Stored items
***

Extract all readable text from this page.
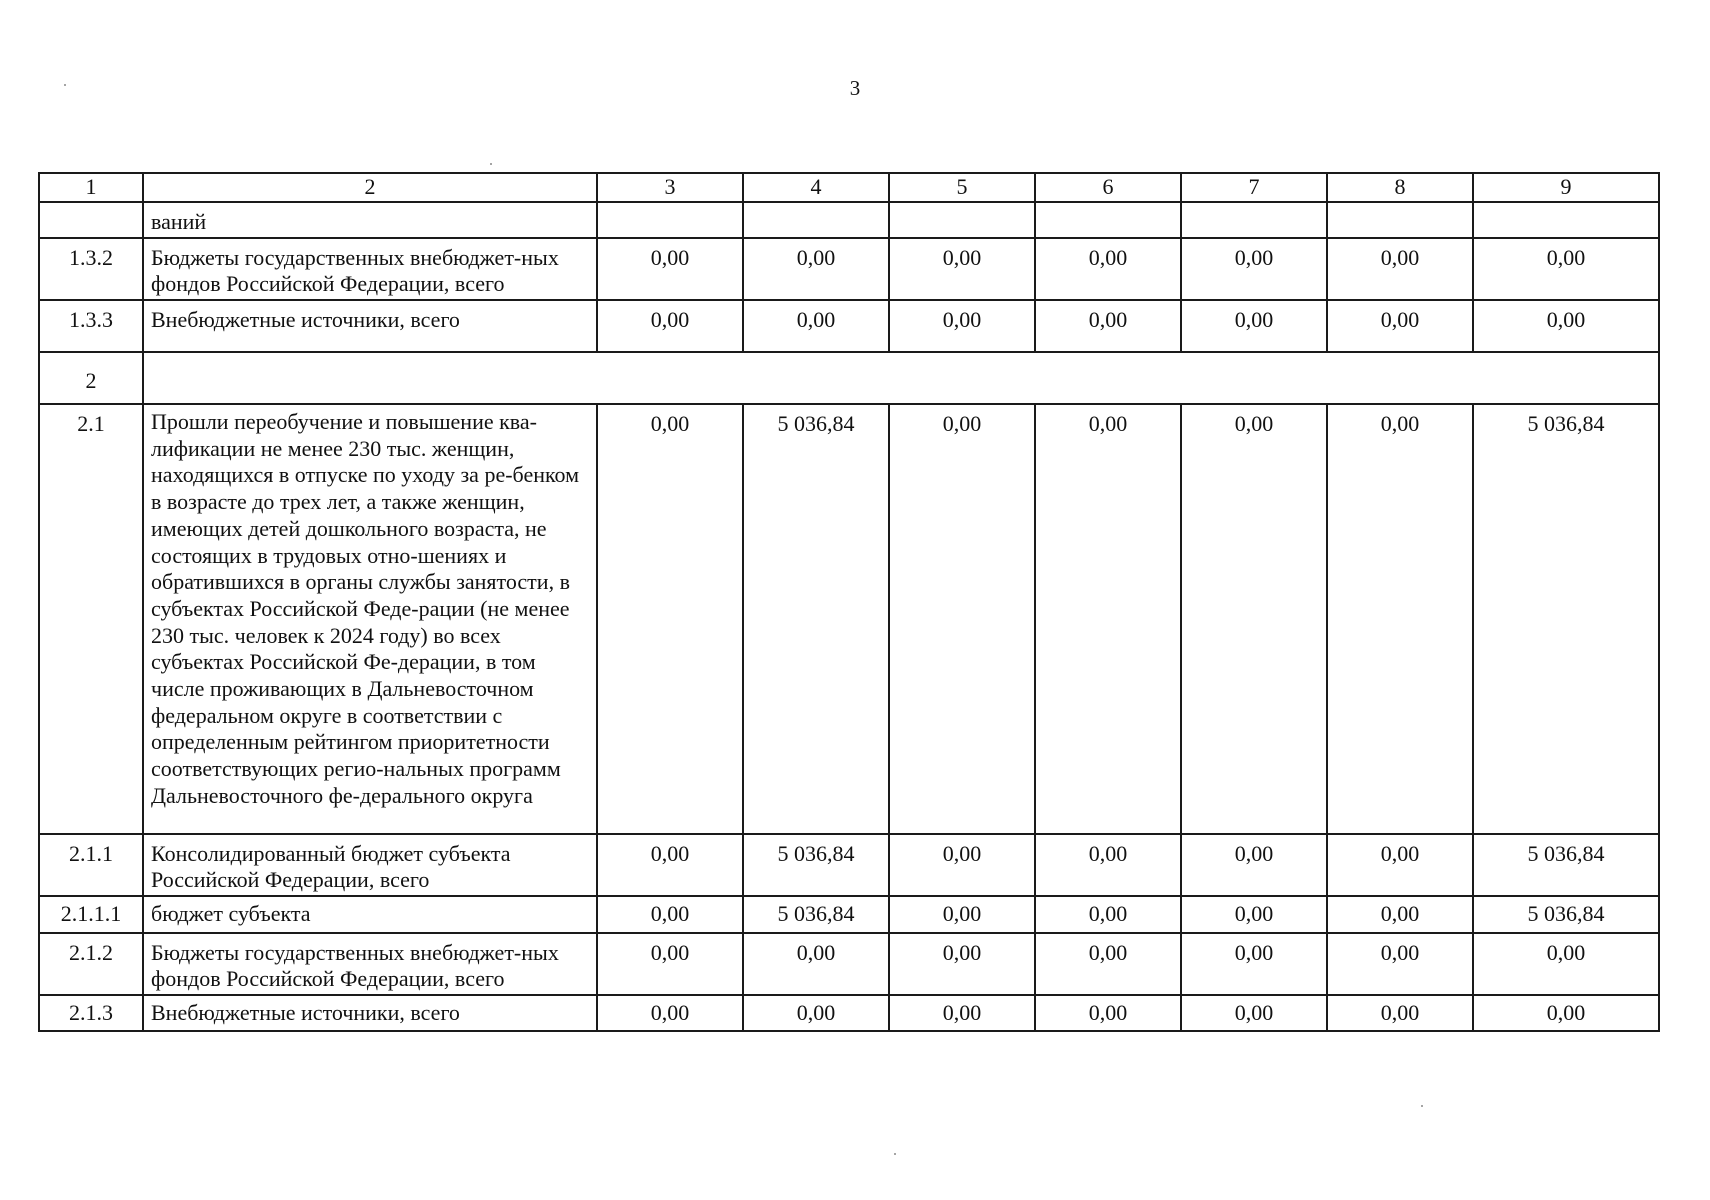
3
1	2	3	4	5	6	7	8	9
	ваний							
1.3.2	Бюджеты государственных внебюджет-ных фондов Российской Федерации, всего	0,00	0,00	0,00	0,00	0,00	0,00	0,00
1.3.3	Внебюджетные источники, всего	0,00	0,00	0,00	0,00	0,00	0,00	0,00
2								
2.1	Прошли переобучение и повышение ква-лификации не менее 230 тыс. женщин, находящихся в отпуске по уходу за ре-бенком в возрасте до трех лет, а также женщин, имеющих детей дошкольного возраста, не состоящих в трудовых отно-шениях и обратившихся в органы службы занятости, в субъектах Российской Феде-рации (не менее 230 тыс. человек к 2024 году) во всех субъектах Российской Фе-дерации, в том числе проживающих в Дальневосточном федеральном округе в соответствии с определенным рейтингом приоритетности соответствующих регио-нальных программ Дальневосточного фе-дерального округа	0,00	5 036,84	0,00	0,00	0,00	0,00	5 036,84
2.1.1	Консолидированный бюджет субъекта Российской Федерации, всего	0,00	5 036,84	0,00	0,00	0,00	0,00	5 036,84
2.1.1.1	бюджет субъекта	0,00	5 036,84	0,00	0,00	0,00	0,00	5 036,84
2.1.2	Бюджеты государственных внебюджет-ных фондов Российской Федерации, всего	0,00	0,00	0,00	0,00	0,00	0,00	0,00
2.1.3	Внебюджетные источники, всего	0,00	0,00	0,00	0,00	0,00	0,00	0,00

***

### What is required:
Transcribe the entries above verbatim, omitting their pictures.

### Solution:
Extract all readable text from this page.
3
1	2	3	4	5	6	7	8	9
	ваний							
1.3.2	Бюджеты государственных внебюджет-ных фондов Российской Федерации, всего	0,00	0,00	0,00	0,00	0,00	0,00	0,00
1.3.3	Внебюджетные источники, всего	0,00	0,00	0,00	0,00	0,00	0,00	0,00
2								
2.1	Прошли переобучение и повышение ква-лификации не менее 230 тыс. женщин, находящихся в отпуске по уходу за ре-бенком в возрасте до трех лет, а также женщин, имеющих детей дошкольного возраста, не состоящих в трудовых отно-шениях и обратившихся в органы службы занятости, в субъектах Российской Феде-рации (не менее 230 тыс. человек к 2024 году) во всех субъектах Российской Фе-дерации, в том числе проживающих в Дальневосточном федеральном округе в соответствии с определенным рейтингом приоритетности соответствующих регио-нальных программ Дальневосточного фе-дерального округа	0,00	5 036,84	0,00	0,00	0,00	0,00	5 036,84
2.1.1	Консолидированный бюджет субъекта Российской Федерации, всего	0,00	5 036,84	0,00	0,00	0,00	0,00	5 036,84
2.1.1.1	бюджет субъекта	0,00	5 036,84	0,00	0,00	0,00	0,00	5 036,84
2.1.2	Бюджеты государственных внебюджет-ных фондов Российской Федерации, всего	0,00	0,00	0,00	0,00	0,00	0,00	0,00
2.1.3	Внебюджетные источники, всего	0,00	0,00	0,00	0,00	0,00	0,00	0,00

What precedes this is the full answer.